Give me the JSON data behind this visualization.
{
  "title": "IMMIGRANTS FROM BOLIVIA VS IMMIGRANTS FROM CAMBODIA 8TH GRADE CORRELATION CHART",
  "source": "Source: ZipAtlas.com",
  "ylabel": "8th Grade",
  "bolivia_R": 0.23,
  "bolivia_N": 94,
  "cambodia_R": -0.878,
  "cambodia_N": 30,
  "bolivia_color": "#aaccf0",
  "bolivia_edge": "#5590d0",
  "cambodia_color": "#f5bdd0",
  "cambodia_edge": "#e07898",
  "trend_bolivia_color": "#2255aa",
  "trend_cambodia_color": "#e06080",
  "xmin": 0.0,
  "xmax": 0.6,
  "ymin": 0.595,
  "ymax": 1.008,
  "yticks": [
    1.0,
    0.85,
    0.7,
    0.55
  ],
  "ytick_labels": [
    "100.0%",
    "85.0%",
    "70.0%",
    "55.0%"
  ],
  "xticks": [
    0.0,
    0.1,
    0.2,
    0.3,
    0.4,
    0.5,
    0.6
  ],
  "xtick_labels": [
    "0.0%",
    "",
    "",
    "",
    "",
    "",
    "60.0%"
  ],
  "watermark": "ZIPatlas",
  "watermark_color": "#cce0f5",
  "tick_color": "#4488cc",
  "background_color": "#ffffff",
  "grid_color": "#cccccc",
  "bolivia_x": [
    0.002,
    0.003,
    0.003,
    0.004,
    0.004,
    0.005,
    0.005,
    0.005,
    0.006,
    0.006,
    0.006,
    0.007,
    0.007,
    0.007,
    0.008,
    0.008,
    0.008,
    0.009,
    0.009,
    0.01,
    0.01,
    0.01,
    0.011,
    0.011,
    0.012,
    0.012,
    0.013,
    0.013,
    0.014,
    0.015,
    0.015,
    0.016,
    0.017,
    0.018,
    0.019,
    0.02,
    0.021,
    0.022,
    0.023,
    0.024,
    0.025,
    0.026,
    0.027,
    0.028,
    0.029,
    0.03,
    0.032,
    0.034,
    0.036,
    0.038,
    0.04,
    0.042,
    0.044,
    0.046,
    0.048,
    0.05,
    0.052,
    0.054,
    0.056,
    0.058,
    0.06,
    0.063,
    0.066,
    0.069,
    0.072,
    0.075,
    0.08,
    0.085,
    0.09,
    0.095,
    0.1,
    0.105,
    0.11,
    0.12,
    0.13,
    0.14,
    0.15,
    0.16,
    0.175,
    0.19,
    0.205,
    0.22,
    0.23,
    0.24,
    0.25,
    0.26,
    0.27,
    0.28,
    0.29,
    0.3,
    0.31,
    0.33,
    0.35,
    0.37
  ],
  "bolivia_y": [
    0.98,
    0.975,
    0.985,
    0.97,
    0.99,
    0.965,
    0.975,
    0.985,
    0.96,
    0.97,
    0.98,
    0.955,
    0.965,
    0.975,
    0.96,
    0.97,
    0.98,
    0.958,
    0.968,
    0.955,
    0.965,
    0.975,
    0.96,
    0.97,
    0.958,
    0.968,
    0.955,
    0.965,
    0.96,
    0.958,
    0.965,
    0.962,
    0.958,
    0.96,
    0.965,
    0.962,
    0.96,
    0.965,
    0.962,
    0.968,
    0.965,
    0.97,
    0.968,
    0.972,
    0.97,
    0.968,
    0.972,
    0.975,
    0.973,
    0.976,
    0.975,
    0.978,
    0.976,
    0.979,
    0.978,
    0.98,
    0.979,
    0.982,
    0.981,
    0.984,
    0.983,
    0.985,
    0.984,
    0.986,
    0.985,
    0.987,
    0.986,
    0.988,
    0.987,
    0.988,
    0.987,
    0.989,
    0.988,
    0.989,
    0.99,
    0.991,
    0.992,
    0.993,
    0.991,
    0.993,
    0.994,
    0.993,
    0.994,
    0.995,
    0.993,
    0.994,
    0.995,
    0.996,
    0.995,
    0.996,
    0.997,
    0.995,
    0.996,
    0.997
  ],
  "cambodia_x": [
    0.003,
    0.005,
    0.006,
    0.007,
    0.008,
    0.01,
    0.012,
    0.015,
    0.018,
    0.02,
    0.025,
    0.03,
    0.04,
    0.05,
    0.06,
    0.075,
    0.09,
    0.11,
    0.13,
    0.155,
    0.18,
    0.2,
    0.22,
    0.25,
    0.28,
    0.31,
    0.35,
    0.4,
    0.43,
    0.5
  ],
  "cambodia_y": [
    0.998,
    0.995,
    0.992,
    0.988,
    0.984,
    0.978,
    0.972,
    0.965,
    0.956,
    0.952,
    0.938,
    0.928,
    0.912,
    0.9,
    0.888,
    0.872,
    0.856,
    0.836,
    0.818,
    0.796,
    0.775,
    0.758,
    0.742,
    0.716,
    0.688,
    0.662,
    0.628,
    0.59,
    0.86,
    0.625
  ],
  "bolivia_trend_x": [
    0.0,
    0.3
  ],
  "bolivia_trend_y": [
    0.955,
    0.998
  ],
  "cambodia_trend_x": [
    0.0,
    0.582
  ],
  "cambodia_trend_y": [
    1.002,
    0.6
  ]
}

______

__Written task__: Recopy the entries above in their entirety, exactly.

__Task output__:
Give me the JSON data behind this visualization.
{
  "title": "IMMIGRANTS FROM BOLIVIA VS IMMIGRANTS FROM CAMBODIA 8TH GRADE CORRELATION CHART",
  "source": "Source: ZipAtlas.com",
  "ylabel": "8th Grade",
  "bolivia_R": 0.23,
  "bolivia_N": 94,
  "cambodia_R": -0.878,
  "cambodia_N": 30,
  "bolivia_color": "#aaccf0",
  "bolivia_edge": "#5590d0",
  "cambodia_color": "#f5bdd0",
  "cambodia_edge": "#e07898",
  "trend_bolivia_color": "#2255aa",
  "trend_cambodia_color": "#e06080",
  "xmin": 0.0,
  "xmax": 0.6,
  "ymin": 0.595,
  "ymax": 1.008,
  "yticks": [
    1.0,
    0.85,
    0.7,
    0.55
  ],
  "ytick_labels": [
    "100.0%",
    "85.0%",
    "70.0%",
    "55.0%"
  ],
  "xticks": [
    0.0,
    0.1,
    0.2,
    0.3,
    0.4,
    0.5,
    0.6
  ],
  "xtick_labels": [
    "0.0%",
    "",
    "",
    "",
    "",
    "",
    "60.0%"
  ],
  "watermark": "ZIPatlas",
  "watermark_color": "#cce0f5",
  "tick_color": "#4488cc",
  "background_color": "#ffffff",
  "grid_color": "#cccccc",
  "bolivia_x": [
    0.002,
    0.003,
    0.003,
    0.004,
    0.004,
    0.005,
    0.005,
    0.005,
    0.006,
    0.006,
    0.006,
    0.007,
    0.007,
    0.007,
    0.008,
    0.008,
    0.008,
    0.009,
    0.009,
    0.01,
    0.01,
    0.01,
    0.011,
    0.011,
    0.012,
    0.012,
    0.013,
    0.013,
    0.014,
    0.015,
    0.015,
    0.016,
    0.017,
    0.018,
    0.019,
    0.02,
    0.021,
    0.022,
    0.023,
    0.024,
    0.025,
    0.026,
    0.027,
    0.028,
    0.029,
    0.03,
    0.032,
    0.034,
    0.036,
    0.038,
    0.04,
    0.042,
    0.044,
    0.046,
    0.048,
    0.05,
    0.052,
    0.054,
    0.056,
    0.058,
    0.06,
    0.063,
    0.066,
    0.069,
    0.072,
    0.075,
    0.08,
    0.085,
    0.09,
    0.095,
    0.1,
    0.105,
    0.11,
    0.12,
    0.13,
    0.14,
    0.15,
    0.16,
    0.175,
    0.19,
    0.205,
    0.22,
    0.23,
    0.24,
    0.25,
    0.26,
    0.27,
    0.28,
    0.29,
    0.3,
    0.31,
    0.33,
    0.35,
    0.37
  ],
  "bolivia_y": [
    0.98,
    0.975,
    0.985,
    0.97,
    0.99,
    0.965,
    0.975,
    0.985,
    0.96,
    0.97,
    0.98,
    0.955,
    0.965,
    0.975,
    0.96,
    0.97,
    0.98,
    0.958,
    0.968,
    0.955,
    0.965,
    0.975,
    0.96,
    0.97,
    0.958,
    0.968,
    0.955,
    0.965,
    0.96,
    0.958,
    0.965,
    0.962,
    0.958,
    0.96,
    0.965,
    0.962,
    0.96,
    0.965,
    0.962,
    0.968,
    0.965,
    0.97,
    0.968,
    0.972,
    0.97,
    0.968,
    0.972,
    0.975,
    0.973,
    0.976,
    0.975,
    0.978,
    0.976,
    0.979,
    0.978,
    0.98,
    0.979,
    0.982,
    0.981,
    0.984,
    0.983,
    0.985,
    0.984,
    0.986,
    0.985,
    0.987,
    0.986,
    0.988,
    0.987,
    0.988,
    0.987,
    0.989,
    0.988,
    0.989,
    0.99,
    0.991,
    0.992,
    0.993,
    0.991,
    0.993,
    0.994,
    0.993,
    0.994,
    0.995,
    0.993,
    0.994,
    0.995,
    0.996,
    0.995,
    0.996,
    0.997,
    0.995,
    0.996,
    0.997
  ],
  "cambodia_x": [
    0.003,
    0.005,
    0.006,
    0.007,
    0.008,
    0.01,
    0.012,
    0.015,
    0.018,
    0.02,
    0.025,
    0.03,
    0.04,
    0.05,
    0.06,
    0.075,
    0.09,
    0.11,
    0.13,
    0.155,
    0.18,
    0.2,
    0.22,
    0.25,
    0.28,
    0.31,
    0.35,
    0.4,
    0.43,
    0.5
  ],
  "cambodia_y": [
    0.998,
    0.995,
    0.992,
    0.988,
    0.984,
    0.978,
    0.972,
    0.965,
    0.956,
    0.952,
    0.938,
    0.928,
    0.912,
    0.9,
    0.888,
    0.872,
    0.856,
    0.836,
    0.818,
    0.796,
    0.775,
    0.758,
    0.742,
    0.716,
    0.688,
    0.662,
    0.628,
    0.59,
    0.86,
    0.625
  ],
  "bolivia_trend_x": [
    0.0,
    0.3
  ],
  "bolivia_trend_y": [
    0.955,
    0.998
  ],
  "cambodia_trend_x": [
    0.0,
    0.582
  ],
  "cambodia_trend_y": [
    1.002,
    0.6
  ]
}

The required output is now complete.